[Document passage Boundary: Start]
Accordingly, when drafting claims, patent drafters should consistently seek to ensure that competitors whether existing or potential are unable to avoid the claimed invention while still taking advantage of the underlying “ideas” or “inventive concepts” without infringing the claims.

Example
A patent claim reads:

  1. A writing apparatus, comprising:
  • a pencil having an elongated structure including two ends and a center between the ends;
  • an eraser attached to one end of the pencil; and
  • a light attached to the center of the pencil.

Under the all-elements rule, a competitor infringes the claim if it manufactures a writing device including all of the following:
1- a pencil with an elongated structure, including two ends and a center between the ends;
2- an eraser attached to one end of the pencil; and
3- a light attached to the center of the pencil.

One competitor manufactures a writing device including a pencil and an eraser attached to one end of the pencil, but without any light attached to the pencil. Another competitor manufactures a pencil having an eraser attached to one end and a light likewise attached to one end of the pencil (that is, not attached to the center of the pencil).

In these situations, patent infringement does not occur.

But What Exactly Is Meant by Infringing a Patent Claim?
Every alleged infringement committed by a third party is linked to what is referred to as an accused embodiment, which may consist either of a physical object (for example, an apparatus manufactured by a third party or a chemical compound sold by a third party) or an activity (for example, a manufacturing process carried out by a third party). In certain situations, the third party may even own a separate patent relating to the accused embodiment.

To assess whether the accused embodiment infringes the patent claims, the accused embodiment must be directly compared with the subject matter defined in the claims.
[Document passage Boundary: End]
[Stored data Boundary: Start]
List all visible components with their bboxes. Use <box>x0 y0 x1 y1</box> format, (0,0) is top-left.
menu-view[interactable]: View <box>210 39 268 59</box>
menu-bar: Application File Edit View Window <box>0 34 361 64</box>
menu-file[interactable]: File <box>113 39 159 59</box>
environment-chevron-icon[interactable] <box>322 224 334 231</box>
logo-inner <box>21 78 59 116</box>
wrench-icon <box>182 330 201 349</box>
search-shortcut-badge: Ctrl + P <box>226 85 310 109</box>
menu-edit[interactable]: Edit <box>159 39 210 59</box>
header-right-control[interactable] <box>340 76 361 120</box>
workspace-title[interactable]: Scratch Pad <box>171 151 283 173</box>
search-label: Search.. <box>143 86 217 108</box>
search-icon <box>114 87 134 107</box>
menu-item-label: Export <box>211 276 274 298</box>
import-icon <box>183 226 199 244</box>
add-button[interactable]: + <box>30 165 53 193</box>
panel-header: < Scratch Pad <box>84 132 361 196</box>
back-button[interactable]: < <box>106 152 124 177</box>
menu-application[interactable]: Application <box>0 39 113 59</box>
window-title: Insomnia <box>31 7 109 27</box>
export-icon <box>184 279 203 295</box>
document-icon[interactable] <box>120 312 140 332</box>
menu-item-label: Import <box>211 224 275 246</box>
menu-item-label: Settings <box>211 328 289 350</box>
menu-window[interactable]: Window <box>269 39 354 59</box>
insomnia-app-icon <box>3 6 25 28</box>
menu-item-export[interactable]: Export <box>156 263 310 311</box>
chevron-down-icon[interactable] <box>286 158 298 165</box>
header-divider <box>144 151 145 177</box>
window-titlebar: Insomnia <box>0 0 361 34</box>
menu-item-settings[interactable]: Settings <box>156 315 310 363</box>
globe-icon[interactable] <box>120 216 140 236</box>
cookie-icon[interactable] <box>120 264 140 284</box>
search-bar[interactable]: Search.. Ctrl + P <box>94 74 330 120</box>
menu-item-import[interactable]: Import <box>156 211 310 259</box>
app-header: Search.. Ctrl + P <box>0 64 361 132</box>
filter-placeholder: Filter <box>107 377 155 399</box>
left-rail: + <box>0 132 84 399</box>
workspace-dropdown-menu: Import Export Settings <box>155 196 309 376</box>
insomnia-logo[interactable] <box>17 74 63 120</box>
[Stored data Boundary: End]
Required tasks =
1 > In the passage on patent claims, condense the paragraph beginning "Every alleged infringement committed by a third party" into a short list that keeps its main facts.
2 > According to the passage on patent claims, where is the light attached on the second competitor's pencil?
The items have no connection to the passage on patent claims.

Results of the exercise =
1 >
- Every alleged infringement by a third party is linked to an accused embodiment.
- An accused embodiment can be a physical object, such as an apparatus a third party makes or a chemical compound it sells.
- It can also be an activity, such as a manufacturing process a third party carries out.
- In some cases, the third party may even hold its own patent on the accused embodiment.

2 > To one end of the pencil, not the center.